-- BEGIN SELECTED EXCERPT --
# Claiming Tax Back during unemployment



## gotsomenow (26 Jul 2007)

Can you still claim PAYE tax back after being unemployed for 6 weeks plus?  Also, anyone got any idea on how it is calculated?

Thanks

G


----------



## ClubMan (26 Jul 2007)

Yes - you actually file it 4 weeks after becoming unemployed or 8 weeks if you are in receipt of any tax assessable income (including _Jobseekers Benefit/Allowance_).

Form P50 -            First Claim for Repayment During Unemployment 

Not sure how they calculate it. Probably based on the credits that have gone unused to the date of the claim. They then tell you when to get back to them if you are still unemployed and presumably do the same again. That's the way I remember it working anyway.


----------



## gotsomenow (26 Jul 2007)

Thank you Clubman.  That is great.  Nice to get something back!


----------



## andrew1977 (27 Jul 2007)

I done this myself a few years ago when i was laid off from my job.

4 weeks of claiming the dole and you can then apply for it ,(think they pay back 6 months initially  ) if you went another 4 weeks unemployed you could claim  the remaining tax you paid in that year
It may have all changed by now.


----------



## ClubMan (27 Jul 2007)

andrew1977 said:


> 4 weeks of claiming the dole and you can then apply for it ,(think they pay back 6 months initially  )


This is unlikely to be correct - at least in the general case. You don't get all of your tax back for a year just beacuse you become unemployed as you seem to be suggesting. What happens is that your tax credits are initially allocated on a weekly/monthly basis. If you become unemployed then your taxable income (which includes _Jobseekers Benefit/Allowance_) falls significantly so that your tax credits go unused in part or full. As these accumulate it means that tax already paid becomes tax overpaid and this is what you get back. However if you cumulative earnings (including _Jobseekers Benefit/Allowance_) for the year fall into the tax net then some tax will remain deducted and you will not get this back.


----------



## andrew1977 (27 Jul 2007)

i bow  to your superior knowledge clubman, i normally keep all official forms from any dealings with revenue., i must see if i still have the forms and documents ...its about 5 years ago now since i claimed it,nearly sure i got a tax refund .but hey thats only my opinion,i could be totally off the mark


----------



## ClubMan (28 Jul 2007)
-- END SELECTED EXCERPT --
-- BEGIN SUPPLIED INFORMATION --
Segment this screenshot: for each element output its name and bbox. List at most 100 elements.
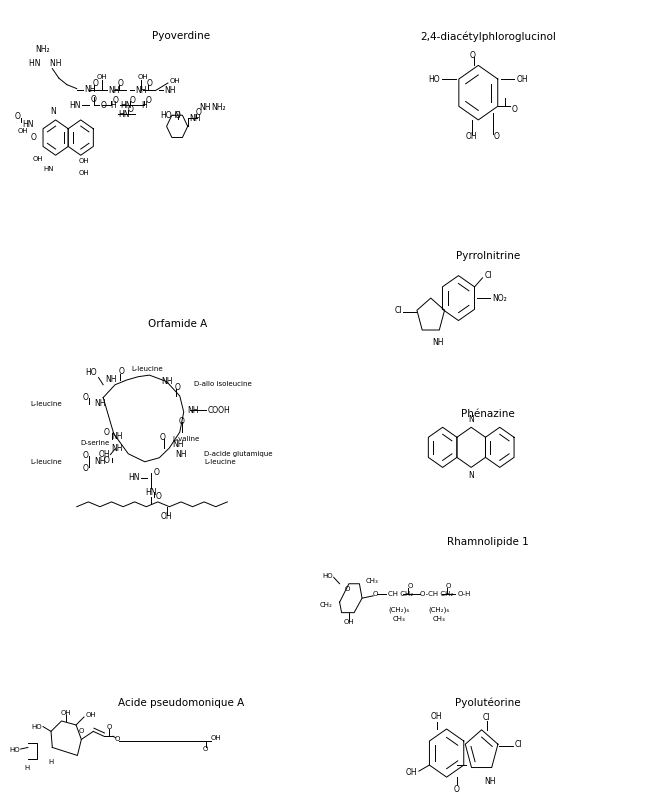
-- END SUPPLIED INFORMATION --
## GIVEN PROBLEM 1:
From the forum thread on claiming tax back during unemployment, print the passage starting with "Yes - you actually" and going on through "it working anyway.".
## GIVEN PROBLEM 2:
Pick up the forum thread on claiming tax back during unemployment from its last line, and write what comes next.

## EXERCISE RESULT 1:
Yes - you actually file it 4 weeks after becoming unemployed or 8 weeks if you are in receipt of any tax assessable income (including _Jobseekers Benefit/Allowance_).

Form P50 -            First Claim for Repayment During Unemployment 

Not sure how they calculate it. Probably based on the credits that have gone unused to the date of the claim. They then tell you when to get back to them if you are still unemployed and presumably do the same again. That's the way I remember it working anyway.

## EXERCISE RESULT 2:
Yes - you most likely did get a tax refund but your post seemed to suggest that people might get back 100% of tax paid in two 6 month tranches and this is certainly not the general case. That's all that I was trying to clarify.


----------



## shootingstar (3 Aug 2007)

ClubMan said:


> Yes - you actually file it 4 weeks after becoming unemployed or 8 weeks if you are in receipt of any tax assessable income (including _Jobseekers Benefit/Allowance_).
> .



Can i just ask a few Q`s about this? Im leaving my job next Friday. Gave a months notice. I have nothing as of yet lined up but am actively looking. Few interviews going on over the next few weeks. I dont think it`ll be a problem getting work but if in the event that im unemployed for say a month or so (maybe more maybe less) would i be entitle to claim for anything? 

I know giving up a job without another one to go to is unadvisable but i cant take the pressure here any longer. im physically sick all the time from pressure and 2 narky / imperious MD`s!!


----------



## ClubMan (3 Aug 2007)

shootingstar said:


> Can i just ask a few Q`s about this? Im leaving my job next Friday. Gave a months notice. I have nothing as of yet lined up but am actively looking. Few interviews going on over the next few weeks. I dont think it`ll be a problem getting work but if in the event that im unemployed for say a month or so (maybe more maybe less) would i be entitle to claim for anything?


Depends on your _PRSI _records (for _PRSI _linked _Jobseekers Benefit_) and your means (for means tested _Jobseekers Allowance_). You should probably sign on just in case. You can only claim tax back via _P50 _after a c. 6-8 weeks unemployed.


> I know giving up a job without another one to go to is unadvisable but i cant take the pressure here any longer. im physically sick all the time from pressure and 2 narky / imperious MD`s!!


Would taking sick leave not be a better option?


----------



## shootingstar (3 Aug 2007)

ClubMan said:


> Depends on your _PRSI _records (for _PRSI _linked _Jobseekers Benefit_) and your means (for means tested _Jobseekers Allowance_).
> 
> 
> 
> ...



Definately not. I dont want to remain employed by this Company.

Can you explain the PRSI & Jobseekers Benefit a bit more to me please?


----------



## ClubMan (3 Aug 2007)

It's all explained on the _SW _website.

http://www.welfare.ie/schemes/unemp/index.html


----------



## shootingstar (3 Aug 2007)

ta for that.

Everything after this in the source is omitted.